▸ Explorer le texte:
• 1. Dans le texte sur la lettre de Rimbaud, quel mot tous les éditeurs depuis 1972 ont-ils écrit à la place de « couvertes » ?
• 2. Prolongez le texte sur la lettre de Rimbaud après la citation qui le termine.

▸ Texte source:
::::

Il m’est possible à présent de répondre à une intéressante question de M. Lefrère. A un moment, Rimbaud parle de l’embêtement blanc du paysage de neige qu’il traverse. M. Lefrère écrit en note au mot embêtement : « Rimbaud a-t-il voulu éviter un mot plus fort ou l’a-t-il réellement employé ? On ne le saura que si l’autographe de la lettre devient un jour accessible ».Voyons ! Rimbaud aurait-il écrit à sa mère « emmerdement », par exemple ? Je vais peut-être décevoir M. Lefrère mais la leçon du manuscrit est bien embêtement.
Parmi toutes les éditions depuis 1972, il est clair que ceux qui semblent avoir eu accès à la photographie complète du manuscrit en ont donné une assez bonne transcription. Ainsi, l’édition de la lettre par Antoine Adam n’est pas mauvaise. Néanmoins, tous les éditeurs depuis cette date (comprise) se sont trompés sur un mot important à mon sens. Ils ont écrit « couvertures » au lieu de « couvertes » qui est la bonne leçon et ceci mérite un petit développement. Rimbaud a écrit :
« Le soir on est une trentaine, qu’on distribue, après la soupe, sur des paillasses dures et sous des couvertes insuffisantes. »

::::

▸ Données fournies:

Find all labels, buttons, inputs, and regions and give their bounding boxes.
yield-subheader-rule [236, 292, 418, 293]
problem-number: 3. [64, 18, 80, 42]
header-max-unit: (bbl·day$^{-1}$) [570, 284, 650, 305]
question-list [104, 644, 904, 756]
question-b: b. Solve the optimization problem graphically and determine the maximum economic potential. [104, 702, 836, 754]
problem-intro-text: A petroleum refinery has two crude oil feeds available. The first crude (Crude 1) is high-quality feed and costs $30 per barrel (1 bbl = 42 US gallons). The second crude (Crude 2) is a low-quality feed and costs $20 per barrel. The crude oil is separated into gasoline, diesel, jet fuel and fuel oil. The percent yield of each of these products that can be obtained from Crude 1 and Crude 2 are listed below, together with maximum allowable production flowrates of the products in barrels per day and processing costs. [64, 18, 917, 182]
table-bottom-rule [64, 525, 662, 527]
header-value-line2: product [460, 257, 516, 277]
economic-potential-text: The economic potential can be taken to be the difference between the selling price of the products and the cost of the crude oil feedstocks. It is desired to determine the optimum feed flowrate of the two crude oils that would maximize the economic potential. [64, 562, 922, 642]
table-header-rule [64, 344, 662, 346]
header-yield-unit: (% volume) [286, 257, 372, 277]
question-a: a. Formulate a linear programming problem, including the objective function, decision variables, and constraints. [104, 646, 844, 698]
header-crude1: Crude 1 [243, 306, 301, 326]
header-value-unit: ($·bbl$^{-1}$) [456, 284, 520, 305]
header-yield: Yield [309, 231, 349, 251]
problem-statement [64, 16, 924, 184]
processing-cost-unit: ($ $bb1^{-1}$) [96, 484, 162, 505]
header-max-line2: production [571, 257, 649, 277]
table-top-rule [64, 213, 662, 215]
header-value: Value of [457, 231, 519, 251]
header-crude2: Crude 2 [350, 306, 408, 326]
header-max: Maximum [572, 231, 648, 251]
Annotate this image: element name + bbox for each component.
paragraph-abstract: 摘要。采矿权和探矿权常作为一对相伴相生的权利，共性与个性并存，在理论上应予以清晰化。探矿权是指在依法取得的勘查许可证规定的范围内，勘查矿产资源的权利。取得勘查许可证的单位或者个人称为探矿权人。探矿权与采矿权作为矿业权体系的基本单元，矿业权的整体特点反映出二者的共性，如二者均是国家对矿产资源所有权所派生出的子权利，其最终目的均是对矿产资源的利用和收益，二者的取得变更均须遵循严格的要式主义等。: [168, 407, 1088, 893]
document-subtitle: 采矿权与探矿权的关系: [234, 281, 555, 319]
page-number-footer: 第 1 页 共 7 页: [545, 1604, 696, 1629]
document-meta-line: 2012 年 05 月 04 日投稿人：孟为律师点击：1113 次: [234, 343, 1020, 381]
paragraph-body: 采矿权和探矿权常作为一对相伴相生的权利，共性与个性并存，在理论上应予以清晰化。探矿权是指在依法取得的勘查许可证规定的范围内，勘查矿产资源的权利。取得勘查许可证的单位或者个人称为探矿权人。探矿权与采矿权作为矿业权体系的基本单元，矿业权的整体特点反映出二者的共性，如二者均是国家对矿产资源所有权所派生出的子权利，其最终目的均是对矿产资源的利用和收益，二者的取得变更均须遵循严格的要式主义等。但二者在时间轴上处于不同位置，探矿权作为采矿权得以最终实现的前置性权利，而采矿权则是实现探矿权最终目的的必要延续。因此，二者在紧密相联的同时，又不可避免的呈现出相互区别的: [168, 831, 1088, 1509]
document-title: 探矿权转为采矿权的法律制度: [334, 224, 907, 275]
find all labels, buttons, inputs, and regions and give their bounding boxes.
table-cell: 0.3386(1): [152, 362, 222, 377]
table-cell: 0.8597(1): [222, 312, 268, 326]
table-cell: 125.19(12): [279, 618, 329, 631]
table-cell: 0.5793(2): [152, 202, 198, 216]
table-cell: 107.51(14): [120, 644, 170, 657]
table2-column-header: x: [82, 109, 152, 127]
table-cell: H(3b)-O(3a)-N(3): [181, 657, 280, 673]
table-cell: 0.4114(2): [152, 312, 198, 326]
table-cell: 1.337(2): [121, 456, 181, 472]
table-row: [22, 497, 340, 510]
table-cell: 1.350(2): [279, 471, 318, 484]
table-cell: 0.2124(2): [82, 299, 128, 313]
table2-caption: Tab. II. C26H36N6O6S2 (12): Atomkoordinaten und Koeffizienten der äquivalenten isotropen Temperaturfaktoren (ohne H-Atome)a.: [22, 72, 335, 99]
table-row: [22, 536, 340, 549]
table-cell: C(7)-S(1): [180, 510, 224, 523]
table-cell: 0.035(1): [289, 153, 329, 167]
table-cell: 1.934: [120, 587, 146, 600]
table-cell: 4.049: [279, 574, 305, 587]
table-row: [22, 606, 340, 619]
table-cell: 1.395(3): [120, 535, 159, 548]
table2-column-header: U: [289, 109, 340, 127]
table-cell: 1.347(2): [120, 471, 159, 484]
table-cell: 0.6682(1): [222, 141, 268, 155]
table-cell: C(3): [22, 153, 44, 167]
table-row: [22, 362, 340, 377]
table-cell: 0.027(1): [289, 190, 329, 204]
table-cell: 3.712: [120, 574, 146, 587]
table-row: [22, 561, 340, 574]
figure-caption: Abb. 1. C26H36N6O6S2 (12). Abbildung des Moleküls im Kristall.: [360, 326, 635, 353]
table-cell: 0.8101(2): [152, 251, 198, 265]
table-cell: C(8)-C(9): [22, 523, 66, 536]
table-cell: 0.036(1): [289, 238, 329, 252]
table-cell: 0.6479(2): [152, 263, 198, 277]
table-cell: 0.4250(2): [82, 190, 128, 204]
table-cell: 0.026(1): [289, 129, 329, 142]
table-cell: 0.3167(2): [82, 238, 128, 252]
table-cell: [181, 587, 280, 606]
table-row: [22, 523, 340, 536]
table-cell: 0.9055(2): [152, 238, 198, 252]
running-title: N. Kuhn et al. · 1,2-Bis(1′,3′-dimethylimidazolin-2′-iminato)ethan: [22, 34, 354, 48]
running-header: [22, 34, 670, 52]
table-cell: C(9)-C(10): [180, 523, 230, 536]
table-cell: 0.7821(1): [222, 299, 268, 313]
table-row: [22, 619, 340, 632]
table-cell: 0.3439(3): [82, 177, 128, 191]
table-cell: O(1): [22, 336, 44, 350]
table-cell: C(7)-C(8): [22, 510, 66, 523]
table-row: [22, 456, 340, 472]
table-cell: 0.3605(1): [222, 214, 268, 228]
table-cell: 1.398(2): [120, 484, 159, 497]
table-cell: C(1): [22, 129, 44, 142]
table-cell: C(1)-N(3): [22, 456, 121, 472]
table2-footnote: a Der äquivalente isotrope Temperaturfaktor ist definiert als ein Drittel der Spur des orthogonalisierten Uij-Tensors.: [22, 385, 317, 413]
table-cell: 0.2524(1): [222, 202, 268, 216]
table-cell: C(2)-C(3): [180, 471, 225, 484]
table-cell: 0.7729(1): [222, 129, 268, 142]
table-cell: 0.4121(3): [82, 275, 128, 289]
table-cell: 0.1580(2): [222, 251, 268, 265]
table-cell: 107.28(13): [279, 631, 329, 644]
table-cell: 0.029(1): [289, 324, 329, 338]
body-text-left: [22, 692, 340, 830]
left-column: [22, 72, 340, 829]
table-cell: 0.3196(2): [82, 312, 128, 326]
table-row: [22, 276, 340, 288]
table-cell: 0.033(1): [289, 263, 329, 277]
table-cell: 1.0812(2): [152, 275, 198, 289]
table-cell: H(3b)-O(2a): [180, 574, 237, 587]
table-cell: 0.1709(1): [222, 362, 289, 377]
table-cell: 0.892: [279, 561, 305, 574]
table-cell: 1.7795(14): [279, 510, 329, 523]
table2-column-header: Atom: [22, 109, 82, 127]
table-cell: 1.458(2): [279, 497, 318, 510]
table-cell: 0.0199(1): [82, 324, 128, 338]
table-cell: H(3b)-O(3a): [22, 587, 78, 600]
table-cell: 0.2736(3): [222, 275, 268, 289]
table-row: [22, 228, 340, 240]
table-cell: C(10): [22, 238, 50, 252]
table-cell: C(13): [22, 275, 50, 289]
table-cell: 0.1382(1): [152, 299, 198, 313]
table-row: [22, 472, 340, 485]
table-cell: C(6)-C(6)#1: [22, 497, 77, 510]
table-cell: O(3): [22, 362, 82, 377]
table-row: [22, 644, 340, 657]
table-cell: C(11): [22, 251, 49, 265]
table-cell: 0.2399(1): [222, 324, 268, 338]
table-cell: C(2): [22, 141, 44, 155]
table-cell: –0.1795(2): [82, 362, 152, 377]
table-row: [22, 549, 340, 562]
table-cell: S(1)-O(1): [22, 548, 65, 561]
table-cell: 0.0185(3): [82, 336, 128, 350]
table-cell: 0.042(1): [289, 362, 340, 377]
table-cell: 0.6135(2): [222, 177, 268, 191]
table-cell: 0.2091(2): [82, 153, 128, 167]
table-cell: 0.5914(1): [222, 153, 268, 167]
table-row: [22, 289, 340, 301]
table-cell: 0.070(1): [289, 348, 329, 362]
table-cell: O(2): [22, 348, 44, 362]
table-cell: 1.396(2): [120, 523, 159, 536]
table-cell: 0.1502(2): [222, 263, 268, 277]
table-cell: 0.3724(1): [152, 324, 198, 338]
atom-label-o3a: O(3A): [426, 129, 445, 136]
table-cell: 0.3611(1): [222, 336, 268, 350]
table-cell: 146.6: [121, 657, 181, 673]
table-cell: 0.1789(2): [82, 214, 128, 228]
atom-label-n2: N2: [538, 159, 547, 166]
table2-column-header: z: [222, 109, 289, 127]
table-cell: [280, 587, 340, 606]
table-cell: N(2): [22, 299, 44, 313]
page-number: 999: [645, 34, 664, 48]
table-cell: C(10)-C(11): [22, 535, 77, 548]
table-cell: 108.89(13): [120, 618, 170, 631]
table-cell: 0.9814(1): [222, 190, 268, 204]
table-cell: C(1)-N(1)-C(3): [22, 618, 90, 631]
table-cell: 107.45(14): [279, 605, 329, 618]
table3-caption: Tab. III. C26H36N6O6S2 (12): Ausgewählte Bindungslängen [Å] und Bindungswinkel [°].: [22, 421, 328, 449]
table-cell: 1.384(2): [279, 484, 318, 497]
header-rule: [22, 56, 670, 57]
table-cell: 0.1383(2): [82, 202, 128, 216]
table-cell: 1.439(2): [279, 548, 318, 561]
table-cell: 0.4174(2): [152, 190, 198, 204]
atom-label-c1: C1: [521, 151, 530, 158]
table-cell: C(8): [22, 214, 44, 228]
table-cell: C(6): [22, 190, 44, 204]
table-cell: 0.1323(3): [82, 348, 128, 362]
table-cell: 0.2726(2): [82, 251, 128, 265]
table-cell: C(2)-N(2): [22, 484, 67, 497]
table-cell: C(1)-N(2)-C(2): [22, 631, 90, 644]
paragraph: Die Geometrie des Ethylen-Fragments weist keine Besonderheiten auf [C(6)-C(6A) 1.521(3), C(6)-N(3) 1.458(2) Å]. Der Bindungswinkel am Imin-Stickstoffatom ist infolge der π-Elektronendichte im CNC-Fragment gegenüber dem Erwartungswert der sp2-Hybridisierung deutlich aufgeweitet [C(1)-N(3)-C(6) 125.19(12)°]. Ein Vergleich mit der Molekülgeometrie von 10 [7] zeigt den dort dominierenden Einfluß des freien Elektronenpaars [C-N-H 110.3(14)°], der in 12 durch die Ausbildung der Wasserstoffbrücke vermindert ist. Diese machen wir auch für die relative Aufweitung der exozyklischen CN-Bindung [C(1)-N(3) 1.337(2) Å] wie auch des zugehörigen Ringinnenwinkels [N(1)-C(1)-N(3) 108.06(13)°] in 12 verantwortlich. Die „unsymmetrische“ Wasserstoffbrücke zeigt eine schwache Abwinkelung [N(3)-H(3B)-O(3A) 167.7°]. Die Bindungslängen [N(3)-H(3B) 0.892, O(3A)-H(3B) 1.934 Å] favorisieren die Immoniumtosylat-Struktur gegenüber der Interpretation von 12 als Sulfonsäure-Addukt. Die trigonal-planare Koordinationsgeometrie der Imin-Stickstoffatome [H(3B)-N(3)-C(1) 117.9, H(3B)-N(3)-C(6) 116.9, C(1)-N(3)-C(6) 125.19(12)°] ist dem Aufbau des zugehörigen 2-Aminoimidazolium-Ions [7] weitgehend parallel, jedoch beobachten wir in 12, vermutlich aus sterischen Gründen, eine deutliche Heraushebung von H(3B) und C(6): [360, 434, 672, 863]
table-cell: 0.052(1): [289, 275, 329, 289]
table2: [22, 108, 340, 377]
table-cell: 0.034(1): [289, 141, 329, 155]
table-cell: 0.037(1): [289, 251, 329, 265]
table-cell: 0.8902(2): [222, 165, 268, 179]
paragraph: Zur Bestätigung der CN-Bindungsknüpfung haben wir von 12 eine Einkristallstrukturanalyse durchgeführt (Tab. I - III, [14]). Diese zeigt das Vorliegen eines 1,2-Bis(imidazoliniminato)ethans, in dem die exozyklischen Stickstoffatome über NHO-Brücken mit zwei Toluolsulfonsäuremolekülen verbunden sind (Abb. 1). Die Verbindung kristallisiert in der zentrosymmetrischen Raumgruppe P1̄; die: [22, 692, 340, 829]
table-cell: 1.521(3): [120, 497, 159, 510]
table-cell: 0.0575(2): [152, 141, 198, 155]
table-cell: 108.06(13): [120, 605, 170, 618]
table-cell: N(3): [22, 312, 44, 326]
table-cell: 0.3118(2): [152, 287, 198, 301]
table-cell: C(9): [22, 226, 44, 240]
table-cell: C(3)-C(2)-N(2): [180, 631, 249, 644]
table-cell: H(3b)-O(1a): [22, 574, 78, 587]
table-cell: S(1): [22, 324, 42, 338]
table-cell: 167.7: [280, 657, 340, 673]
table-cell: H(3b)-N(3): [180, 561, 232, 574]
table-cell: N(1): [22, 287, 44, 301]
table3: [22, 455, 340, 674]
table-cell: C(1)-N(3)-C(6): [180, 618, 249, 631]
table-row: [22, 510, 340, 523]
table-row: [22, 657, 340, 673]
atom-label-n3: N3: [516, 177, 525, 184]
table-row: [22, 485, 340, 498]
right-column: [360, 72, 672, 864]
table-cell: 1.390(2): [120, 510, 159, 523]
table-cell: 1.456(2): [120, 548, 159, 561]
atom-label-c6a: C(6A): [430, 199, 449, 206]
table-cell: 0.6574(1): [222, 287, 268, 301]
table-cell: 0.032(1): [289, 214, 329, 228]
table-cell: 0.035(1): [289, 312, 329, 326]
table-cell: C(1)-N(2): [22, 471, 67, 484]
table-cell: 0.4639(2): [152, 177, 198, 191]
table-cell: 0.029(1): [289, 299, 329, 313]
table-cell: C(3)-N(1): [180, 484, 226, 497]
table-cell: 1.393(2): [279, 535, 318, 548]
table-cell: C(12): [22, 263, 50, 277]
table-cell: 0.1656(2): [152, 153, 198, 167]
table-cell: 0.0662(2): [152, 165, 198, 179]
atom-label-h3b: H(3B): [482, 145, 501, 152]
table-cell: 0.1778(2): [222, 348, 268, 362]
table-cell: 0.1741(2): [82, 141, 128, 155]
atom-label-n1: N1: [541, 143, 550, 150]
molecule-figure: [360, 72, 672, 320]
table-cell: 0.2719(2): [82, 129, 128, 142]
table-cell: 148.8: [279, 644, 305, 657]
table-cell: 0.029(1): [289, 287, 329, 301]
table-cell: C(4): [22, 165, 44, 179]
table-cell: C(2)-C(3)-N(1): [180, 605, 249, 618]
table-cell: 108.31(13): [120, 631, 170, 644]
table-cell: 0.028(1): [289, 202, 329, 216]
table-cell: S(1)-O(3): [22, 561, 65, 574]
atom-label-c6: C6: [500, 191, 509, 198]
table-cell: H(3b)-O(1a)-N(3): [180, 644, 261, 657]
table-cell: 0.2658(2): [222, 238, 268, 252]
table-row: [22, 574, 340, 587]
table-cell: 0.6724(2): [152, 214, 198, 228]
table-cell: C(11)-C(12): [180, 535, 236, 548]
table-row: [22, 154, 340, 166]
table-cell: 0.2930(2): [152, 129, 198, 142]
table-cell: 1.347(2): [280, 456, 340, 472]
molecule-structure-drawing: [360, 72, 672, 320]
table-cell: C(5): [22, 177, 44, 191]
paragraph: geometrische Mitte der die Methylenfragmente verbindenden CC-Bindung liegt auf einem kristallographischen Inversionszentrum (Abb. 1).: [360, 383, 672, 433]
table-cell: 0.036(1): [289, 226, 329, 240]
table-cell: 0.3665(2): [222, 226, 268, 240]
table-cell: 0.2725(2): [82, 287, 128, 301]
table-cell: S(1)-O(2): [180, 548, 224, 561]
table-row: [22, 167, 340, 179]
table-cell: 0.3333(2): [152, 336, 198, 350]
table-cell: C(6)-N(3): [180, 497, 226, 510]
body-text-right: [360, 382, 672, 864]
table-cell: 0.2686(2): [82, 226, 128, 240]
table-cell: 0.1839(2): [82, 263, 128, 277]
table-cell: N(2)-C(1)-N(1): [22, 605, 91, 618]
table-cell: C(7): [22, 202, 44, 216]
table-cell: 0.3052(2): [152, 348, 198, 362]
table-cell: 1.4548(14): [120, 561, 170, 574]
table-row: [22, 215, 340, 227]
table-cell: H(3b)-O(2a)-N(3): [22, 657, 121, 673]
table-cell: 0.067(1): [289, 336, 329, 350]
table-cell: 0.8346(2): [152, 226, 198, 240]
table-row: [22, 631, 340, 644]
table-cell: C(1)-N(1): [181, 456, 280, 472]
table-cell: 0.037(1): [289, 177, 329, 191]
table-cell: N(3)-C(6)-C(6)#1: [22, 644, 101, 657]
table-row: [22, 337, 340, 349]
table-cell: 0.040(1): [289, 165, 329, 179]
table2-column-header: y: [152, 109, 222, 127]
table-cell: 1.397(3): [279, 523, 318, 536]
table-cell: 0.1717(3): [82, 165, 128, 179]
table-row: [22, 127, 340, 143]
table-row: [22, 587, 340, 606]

::::

▸ Corrigé de l'exercice:
• 1. Ils ont écrit « couvertures ».

• 2.
Il se trouve que le mot « couvertes» à l’époque de Rimbaud désigne les couvertures que l’on donnait à l’armée. Ce terme militaire est particulièrement bien choisi par Rimbaud qui veut donner pour le soir à l’hospice une impression de chambrée. C’est un procédé purement rimbaldien, le mot original, parfois même trivial, qui sonne juste. Chose curieuse, la leçon exacte « couvertes » a été donnée dans les deux premières éditions de la lettre. D’abord par JBCH en 1897 [2], puis par Berrichon la même année dans sa première biographie de Rimbaud. Berrichon remplacera couvertes par couvertures dans son édition des lettres en 1899 [3]. M. Lefrère a retranscrit dans son dernier livre « Correspondance posthume », les deux premières lettres de JBCH et Berrichon, sans respecter la leçon « couvertes » qu’il remplace par « couvertures ».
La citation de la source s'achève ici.